▶ [Aim] Could you write out every entry exactly as it stands?

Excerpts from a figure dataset
·····

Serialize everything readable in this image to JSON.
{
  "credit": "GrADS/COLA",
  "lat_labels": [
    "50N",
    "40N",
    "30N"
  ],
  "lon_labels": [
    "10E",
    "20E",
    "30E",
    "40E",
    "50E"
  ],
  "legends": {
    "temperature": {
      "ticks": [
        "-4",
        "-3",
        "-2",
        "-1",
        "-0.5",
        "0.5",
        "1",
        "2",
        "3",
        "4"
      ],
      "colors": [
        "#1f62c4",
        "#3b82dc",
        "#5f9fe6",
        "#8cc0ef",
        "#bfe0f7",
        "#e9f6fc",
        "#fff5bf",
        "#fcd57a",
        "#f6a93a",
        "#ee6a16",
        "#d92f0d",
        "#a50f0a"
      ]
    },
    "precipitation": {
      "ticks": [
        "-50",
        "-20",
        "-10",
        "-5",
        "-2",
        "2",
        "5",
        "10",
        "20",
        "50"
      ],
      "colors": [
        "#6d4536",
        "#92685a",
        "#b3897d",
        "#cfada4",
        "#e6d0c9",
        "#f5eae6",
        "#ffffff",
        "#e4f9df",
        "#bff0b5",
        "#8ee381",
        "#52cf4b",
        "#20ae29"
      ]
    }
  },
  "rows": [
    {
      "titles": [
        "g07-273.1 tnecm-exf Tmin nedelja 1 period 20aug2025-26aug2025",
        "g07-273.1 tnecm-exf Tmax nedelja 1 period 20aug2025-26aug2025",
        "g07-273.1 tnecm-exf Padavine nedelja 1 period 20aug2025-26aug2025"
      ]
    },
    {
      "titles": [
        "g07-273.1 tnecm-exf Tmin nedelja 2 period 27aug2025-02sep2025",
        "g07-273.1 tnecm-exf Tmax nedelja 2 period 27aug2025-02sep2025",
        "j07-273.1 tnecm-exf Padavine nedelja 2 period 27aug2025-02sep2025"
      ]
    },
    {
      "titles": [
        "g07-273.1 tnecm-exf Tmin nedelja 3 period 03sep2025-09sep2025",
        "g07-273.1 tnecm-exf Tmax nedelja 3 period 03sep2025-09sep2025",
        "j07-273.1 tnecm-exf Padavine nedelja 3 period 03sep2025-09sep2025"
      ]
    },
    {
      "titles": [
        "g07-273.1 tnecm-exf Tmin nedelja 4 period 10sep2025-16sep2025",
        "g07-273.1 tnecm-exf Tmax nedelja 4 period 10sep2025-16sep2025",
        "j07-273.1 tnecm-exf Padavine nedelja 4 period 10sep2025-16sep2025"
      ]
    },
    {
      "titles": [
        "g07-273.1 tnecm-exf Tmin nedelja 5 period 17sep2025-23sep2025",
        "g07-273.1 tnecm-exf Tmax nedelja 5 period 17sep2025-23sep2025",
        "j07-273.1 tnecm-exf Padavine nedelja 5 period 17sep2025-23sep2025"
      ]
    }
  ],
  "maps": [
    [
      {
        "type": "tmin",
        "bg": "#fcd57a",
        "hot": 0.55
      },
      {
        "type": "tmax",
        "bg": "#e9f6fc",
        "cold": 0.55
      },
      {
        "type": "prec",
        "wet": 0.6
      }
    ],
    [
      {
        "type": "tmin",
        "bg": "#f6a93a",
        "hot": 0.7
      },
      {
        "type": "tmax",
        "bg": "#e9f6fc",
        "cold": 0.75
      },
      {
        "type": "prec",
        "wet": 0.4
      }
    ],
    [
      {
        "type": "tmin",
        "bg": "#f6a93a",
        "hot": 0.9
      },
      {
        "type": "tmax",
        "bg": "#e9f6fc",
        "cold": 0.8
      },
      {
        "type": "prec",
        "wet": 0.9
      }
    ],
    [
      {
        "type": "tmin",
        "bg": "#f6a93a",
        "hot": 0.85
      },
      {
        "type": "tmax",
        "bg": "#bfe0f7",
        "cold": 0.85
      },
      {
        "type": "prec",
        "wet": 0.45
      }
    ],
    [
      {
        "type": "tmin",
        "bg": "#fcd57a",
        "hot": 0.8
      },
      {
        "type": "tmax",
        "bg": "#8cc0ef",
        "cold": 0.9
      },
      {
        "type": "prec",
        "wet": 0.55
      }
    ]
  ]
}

·····

▶ [Output for this task]
Serialize everything readable in this image to JSON.
{
  "credit": "GrADS/COLA",
  "lat_labels": [
    "50N",
    "40N",
    "30N"
  ],
  "lon_labels": [
    "10E",
    "20E",
    "30E",
    "40E",
    "50E"
  ],
  "legends": {
    "temperature": {
      "ticks": [
        "-4",
        "-3",
        "-2",
        "-1",
        "-0.5",
        "0.5",
        "1",
        "2",
        "3",
        "4"
      ],
      "colors": [
        "#1f62c4",
        "#3b82dc",
        "#5f9fe6",
        "#8cc0ef",
        "#bfe0f7",
        "#e9f6fc",
        "#fff5bf",
        "#fcd57a",
        "#f6a93a",
        "#ee6a16",
        "#d92f0d",
        "#a50f0a"
      ]
    },
    "precipitation": {
      "ticks": [
        "-50",
        "-20",
        "-10",
        "-5",
        "-2",
        "2",
        "5",
        "10",
        "20",
        "50"
      ],
      "colors": [
        "#6d4536",
        "#92685a",
        "#b3897d",
        "#cfada4",
        "#e6d0c9",
        "#f5eae6",
        "#ffffff",
        "#e4f9df",
        "#bff0b5",
        "#8ee381",
        "#52cf4b",
        "#20ae29"
      ]
    }
  },
  "rows": [
    {
      "titles": [
        "g07-273.1 tnecm-exf Tmin nedelja 1 period 20aug2025-26aug2025",
        "g07-273.1 tnecm-exf Tmax nedelja 1 period 20aug2025-26aug2025",
        "g07-273.1 tnecm-exf Padavine nedelja 1 period 20aug2025-26aug2025"
      ]
    },
    {
      "titles": [
        "g07-273.1 tnecm-exf Tmin nedelja 2 period 27aug2025-02sep2025",
        "g07-273.1 tnecm-exf Tmax nedelja 2 period 27aug2025-02sep2025",
        "j07-273.1 tnecm-exf Padavine nedelja 2 period 27aug2025-02sep2025"
      ]
    },
    {
      "titles": [
        "g07-273.1 tnecm-exf Tmin nedelja 3 period 03sep2025-09sep2025",
        "g07-273.1 tnecm-exf Tmax nedelja 3 period 03sep2025-09sep2025",
        "j07-273.1 tnecm-exf Padavine nedelja 3 period 03sep2025-09sep2025"
      ]
    },
    {
      "titles": [
        "g07-273.1 tnecm-exf Tmin nedelja 4 period 10sep2025-16sep2025",
        "g07-273.1 tnecm-exf Tmax nedelja 4 period 10sep2025-16sep2025",
        "j07-273.1 tnecm-exf Padavine nedelja 4 period 10sep2025-16sep2025"
      ]
    },
    {
      "titles": [
        "g07-273.1 tnecm-exf Tmin nedelja 5 period 17sep2025-23sep2025",
        "g07-273.1 tnecm-exf Tmax nedelja 5 period 17sep2025-23sep2025",
        "j07-273.1 tnecm-exf Padavine nedelja 5 period 17sep2025-23sep2025"
      ]
    }
  ],
  "maps": [
    [
      {
        "type": "tmin",
        "bg": "#fcd57a",
        "hot": 0.55
      },
      {
        "type": "tmax",
        "bg": "#e9f6fc",
        "cold": 0.55
      },
      {
        "type": "prec",
        "wet": 0.6
      }
    ],
    [
      {
        "type": "tmin",
        "bg": "#f6a93a",
        "hot": 0.7
      },
      {
        "type": "tmax",
        "bg": "#e9f6fc",
        "cold": 0.75
      },
      {
        "type": "prec",
        "wet": 0.4
      }
    ],
    [
      {
        "type": "tmin",
        "bg": "#f6a93a",
        "hot": 0.9
      },
      {
        "type": "tmax",
        "bg": "#e9f6fc",
        "cold": 0.8
      },
      {
        "type": "prec",
        "wet": 0.9
      }
    ],
    [
      {
        "type": "tmin",
        "bg": "#f6a93a",
        "hot": 0.85
      },
      {
        "type": "tmax",
        "bg": "#bfe0f7",
        "cold": 0.85
      },
      {
        "type": "prec",
        "wet": 0.45
      }
    ],
    [
      {
        "type": "tmin",
        "bg": "#fcd57a",
        "hot": 0.8
      },
      {
        "type": "tmax",
        "bg": "#8cc0ef",
        "cold": 0.9
      },
      {
        "type": "prec",
        "wet": 0.55
      }
    ]
  ]
}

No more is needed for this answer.